- GOAL OF THE EXERCISE:
Repeat the records word for word, excluding any picture.

* begin DATA PROVIDED *

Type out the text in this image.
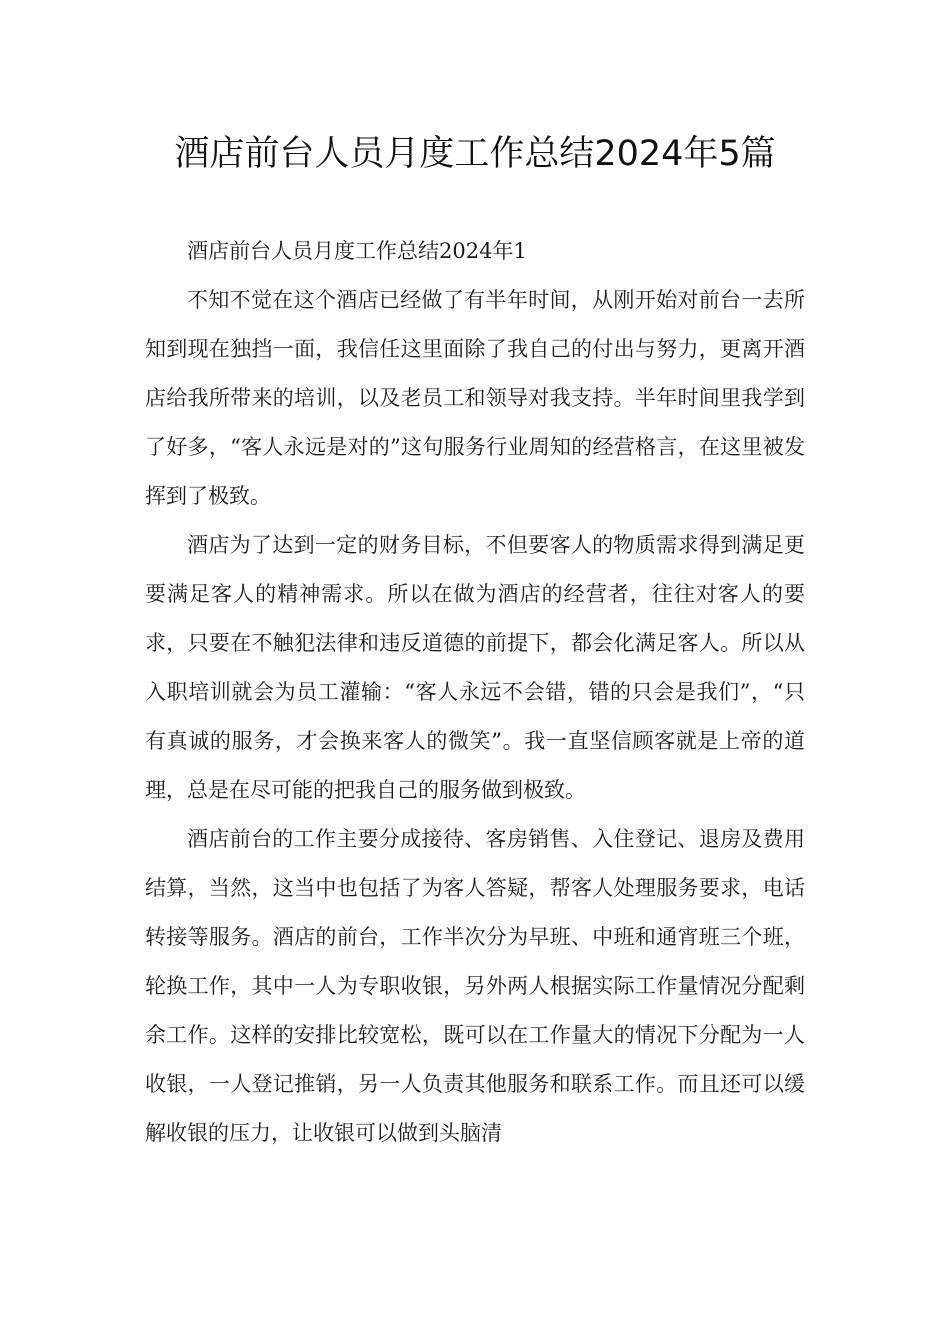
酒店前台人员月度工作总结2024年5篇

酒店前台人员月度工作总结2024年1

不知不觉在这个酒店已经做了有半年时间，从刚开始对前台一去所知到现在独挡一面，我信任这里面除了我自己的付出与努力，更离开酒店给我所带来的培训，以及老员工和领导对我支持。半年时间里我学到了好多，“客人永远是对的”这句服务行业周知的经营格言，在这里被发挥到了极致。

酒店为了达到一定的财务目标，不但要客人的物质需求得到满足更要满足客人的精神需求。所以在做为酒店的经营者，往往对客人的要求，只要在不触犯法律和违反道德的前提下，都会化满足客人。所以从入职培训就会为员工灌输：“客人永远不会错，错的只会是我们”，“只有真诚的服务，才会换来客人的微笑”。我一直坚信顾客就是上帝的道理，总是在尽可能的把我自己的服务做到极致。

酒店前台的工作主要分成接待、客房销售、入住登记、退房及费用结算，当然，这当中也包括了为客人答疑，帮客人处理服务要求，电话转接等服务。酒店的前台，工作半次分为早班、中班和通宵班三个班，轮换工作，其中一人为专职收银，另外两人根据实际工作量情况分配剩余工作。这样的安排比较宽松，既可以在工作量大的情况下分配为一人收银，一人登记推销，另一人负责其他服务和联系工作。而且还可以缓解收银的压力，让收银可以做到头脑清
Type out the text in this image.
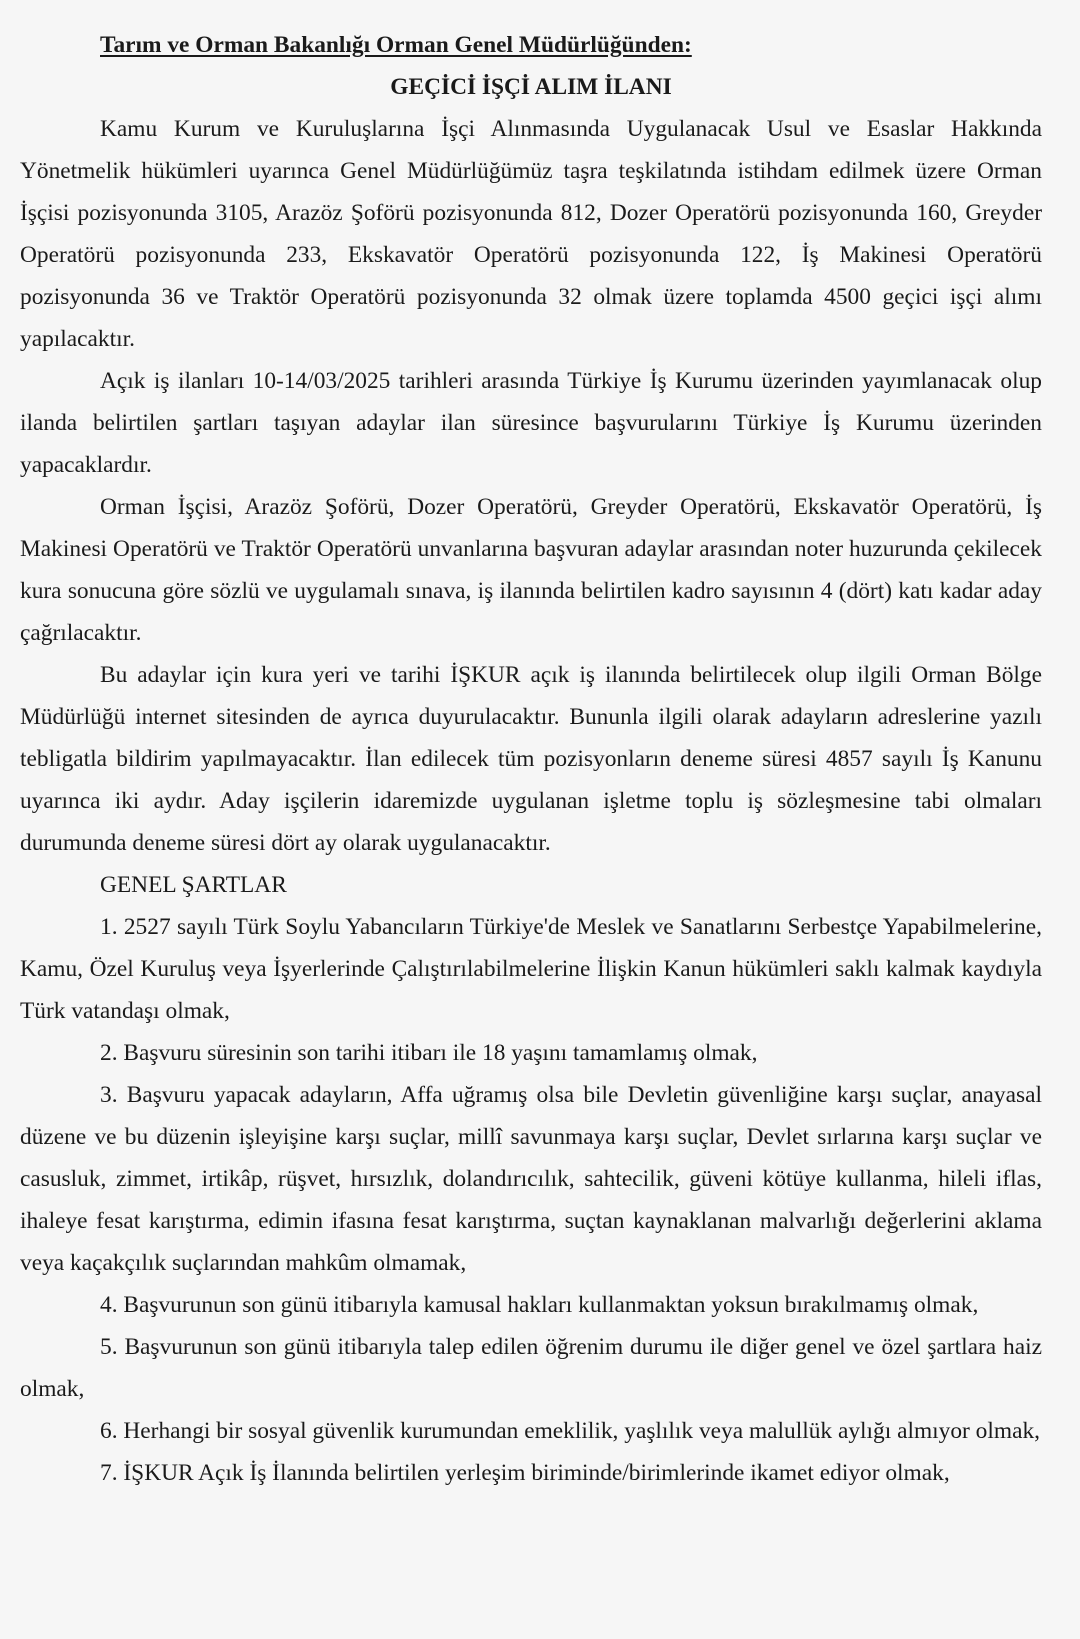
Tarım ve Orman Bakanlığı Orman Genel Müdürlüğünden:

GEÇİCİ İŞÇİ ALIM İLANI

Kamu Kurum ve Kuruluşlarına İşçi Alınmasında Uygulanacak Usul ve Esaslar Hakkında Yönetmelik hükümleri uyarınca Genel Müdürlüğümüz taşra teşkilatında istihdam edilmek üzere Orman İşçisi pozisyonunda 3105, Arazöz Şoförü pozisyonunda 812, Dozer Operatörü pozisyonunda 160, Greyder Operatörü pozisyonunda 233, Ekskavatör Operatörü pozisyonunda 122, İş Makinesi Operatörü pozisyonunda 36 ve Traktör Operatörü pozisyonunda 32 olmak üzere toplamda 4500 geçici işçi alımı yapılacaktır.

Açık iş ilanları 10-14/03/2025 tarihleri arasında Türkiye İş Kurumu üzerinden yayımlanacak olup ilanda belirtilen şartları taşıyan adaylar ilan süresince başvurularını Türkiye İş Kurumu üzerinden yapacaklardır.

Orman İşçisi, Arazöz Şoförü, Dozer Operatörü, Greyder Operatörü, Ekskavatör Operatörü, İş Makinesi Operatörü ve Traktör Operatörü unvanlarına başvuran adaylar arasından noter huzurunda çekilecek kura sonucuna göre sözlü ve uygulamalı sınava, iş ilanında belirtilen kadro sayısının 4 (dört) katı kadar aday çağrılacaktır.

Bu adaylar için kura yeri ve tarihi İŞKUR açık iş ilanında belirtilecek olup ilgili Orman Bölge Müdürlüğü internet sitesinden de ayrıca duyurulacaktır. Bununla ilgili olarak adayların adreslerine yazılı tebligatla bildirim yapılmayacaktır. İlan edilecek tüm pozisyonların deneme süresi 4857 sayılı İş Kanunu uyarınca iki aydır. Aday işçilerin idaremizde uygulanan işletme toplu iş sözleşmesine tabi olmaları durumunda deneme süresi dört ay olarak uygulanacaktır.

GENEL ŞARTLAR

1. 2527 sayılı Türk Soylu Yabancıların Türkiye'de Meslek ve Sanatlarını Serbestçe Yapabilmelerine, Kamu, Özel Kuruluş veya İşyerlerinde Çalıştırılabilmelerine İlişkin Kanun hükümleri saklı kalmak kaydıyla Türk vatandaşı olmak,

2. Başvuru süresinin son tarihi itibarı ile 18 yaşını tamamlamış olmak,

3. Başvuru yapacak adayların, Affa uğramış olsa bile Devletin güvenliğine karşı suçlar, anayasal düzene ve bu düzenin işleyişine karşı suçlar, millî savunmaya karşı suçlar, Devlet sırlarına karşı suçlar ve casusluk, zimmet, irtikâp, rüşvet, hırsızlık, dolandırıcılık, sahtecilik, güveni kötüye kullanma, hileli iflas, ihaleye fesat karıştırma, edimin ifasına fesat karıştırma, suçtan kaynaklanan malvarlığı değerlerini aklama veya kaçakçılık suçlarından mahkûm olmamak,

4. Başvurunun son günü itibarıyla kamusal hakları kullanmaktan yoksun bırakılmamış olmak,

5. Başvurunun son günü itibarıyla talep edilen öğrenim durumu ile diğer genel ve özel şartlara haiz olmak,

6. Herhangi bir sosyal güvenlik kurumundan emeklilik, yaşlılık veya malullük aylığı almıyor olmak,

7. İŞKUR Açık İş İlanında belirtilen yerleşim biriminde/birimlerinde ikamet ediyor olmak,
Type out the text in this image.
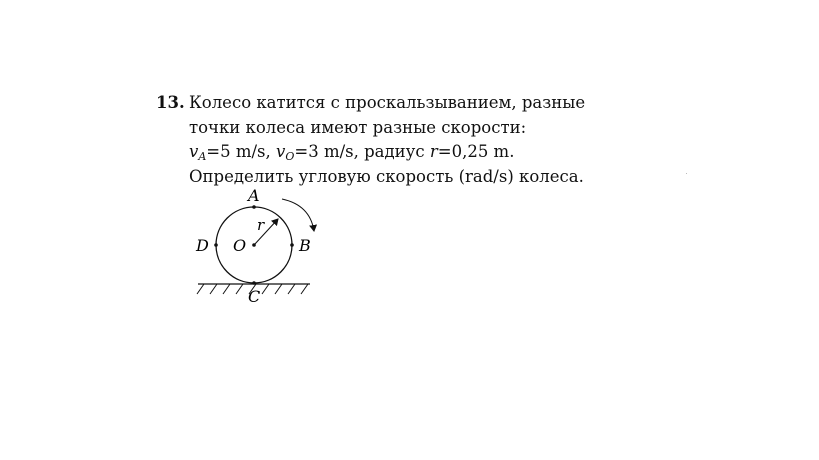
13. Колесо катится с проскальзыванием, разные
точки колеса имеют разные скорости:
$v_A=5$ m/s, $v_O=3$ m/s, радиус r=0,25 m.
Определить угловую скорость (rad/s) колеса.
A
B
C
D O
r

* end DATA PROVIDED *

- EXERCISE RESPONSE:
Type out the text in this image.
酒店前台人员月度工作总结2024年5篇

酒店前台人员月度工作总结2024年1

不知不觉在这个酒店已经做了有半年时间，从刚开始对前台一去所知到现在独挡一面，我信任这里面除了我自己的付出与努力，更离开酒店给我所带来的培训，以及老员工和领导对我支持。半年时间里我学到了好多，“客人永远是对的”这句服务行业周知的经营格言，在这里被发挥到了极致。

酒店为了达到一定的财务目标，不但要客人的物质需求得到满足更要满足客人的精神需求。所以在做为酒店的经营者，往往对客人的要求，只要在不触犯法律和违反道德的前提下，都会化满足客人。所以从入职培训就会为员工灌输：“客人永远不会错，错的只会是我们”，“只有真诚的服务，才会换来客人的微笑”。我一直坚信顾客就是上帝的道理，总是在尽可能的把我自己的服务做到极致。

酒店前台的工作主要分成接待、客房销售、入住登记、退房及费用结算，当然，这当中也包括了为客人答疑，帮客人处理服务要求，电话转接等服务。酒店的前台，工作半次分为早班、中班和通宵班三个班，轮换工作，其中一人为专职收银，另外两人根据实际工作量情况分配剩余工作。这样的安排比较宽松，既可以在工作量大的情况下分配为一人收银，一人登记推销，另一人负责其他服务和联系工作。而且还可以缓解收银的压力，让收银可以做到头脑清
Type out the text in this image.
Tarım ve Orman Bakanlığı Orman Genel Müdürlüğünden:

GEÇİCİ İŞÇİ ALIM İLANI

Kamu Kurum ve Kuruluşlarına İşçi Alınmasında Uygulanacak Usul ve Esaslar Hakkında Yönetmelik hükümleri uyarınca Genel Müdürlüğümüz taşra teşkilatında istihdam edilmek üzere Orman İşçisi pozisyonunda 3105, Arazöz Şoförü pozisyonunda 812, Dozer Operatörü pozisyonunda 160, Greyder Operatörü pozisyonunda 233, Ekskavatör Operatörü pozisyonunda 122, İş Makinesi Operatörü pozisyonunda 36 ve Traktör Operatörü pozisyonunda 32 olmak üzere toplamda 4500 geçici işçi alımı yapılacaktır.

Açık iş ilanları 10-14/03/2025 tarihleri arasında Türkiye İş Kurumu üzerinden yayımlanacak olup ilanda belirtilen şartları taşıyan adaylar ilan süresince başvurularını Türkiye İş Kurumu üzerinden yapacaklardır.

Orman İşçisi, Arazöz Şoförü, Dozer Operatörü, Greyder Operatörü, Ekskavatör Operatörü, İş Makinesi Operatörü ve Traktör Operatörü unvanlarına başvuran adaylar arasından noter huzurunda çekilecek kura sonucuna göre sözlü ve uygulamalı sınava, iş ilanında belirtilen kadro sayısının 4 (dört) katı kadar aday çağrılacaktır.

Bu adaylar için kura yeri ve tarihi İŞKUR açık iş ilanında belirtilecek olup ilgili Orman Bölge Müdürlüğü internet sitesinden de ayrıca duyurulacaktır. Bununla ilgili olarak adayların adreslerine yazılı tebligatla bildirim yapılmayacaktır. İlan edilecek tüm pozisyonların deneme süresi 4857 sayılı İş Kanunu uyarınca iki aydır. Aday işçilerin idaremizde uygulanan işletme toplu iş sözleşmesine tabi olmaları durumunda deneme süresi dört ay olarak uygulanacaktır.

GENEL ŞARTLAR

1. 2527 sayılı Türk Soylu Yabancıların Türkiye'de Meslek ve Sanatlarını Serbestçe Yapabilmelerine, Kamu, Özel Kuruluş veya İşyerlerinde Çalıştırılabilmelerine İlişkin Kanun hükümleri saklı kalmak kaydıyla Türk vatandaşı olmak,

2. Başvuru süresinin son tarihi itibarı ile 18 yaşını tamamlamış olmak,

3. Başvuru yapacak adayların, Affa uğramış olsa bile Devletin güvenliğine karşı suçlar, anayasal düzene ve bu düzenin işleyişine karşı suçlar, millî savunmaya karşı suçlar, Devlet sırlarına karşı suçlar ve casusluk, zimmet, irtikâp, rüşvet, hırsızlık, dolandırıcılık, sahtecilik, güveni kötüye kullanma, hileli iflas, ihaleye fesat karıştırma, edimin ifasına fesat karıştırma, suçtan kaynaklanan malvarlığı değerlerini aklama veya kaçakçılık suçlarından mahkûm olmamak,

4. Başvurunun son günü itibarıyla kamusal hakları kullanmaktan yoksun bırakılmamış olmak,

5. Başvurunun son günü itibarıyla talep edilen öğrenim durumu ile diğer genel ve özel şartlara haiz olmak,

6. Herhangi bir sosyal güvenlik kurumundan emeklilik, yaşlılık veya malullük aylığı almıyor olmak,

7. İŞKUR Açık İş İlanında belirtilen yerleşim biriminde/birimlerinde ikamet ediyor olmak,
Type out the text in this image.
13. Колесо катится с проскальзыванием, разные
точки колеса имеют разные скорости:
$v_A=5$ m/s, $v_O=3$ m/s, радиус r=0,25 m.
Определить угловую скорость (rad/s) колеса.
A
B
C
D O
r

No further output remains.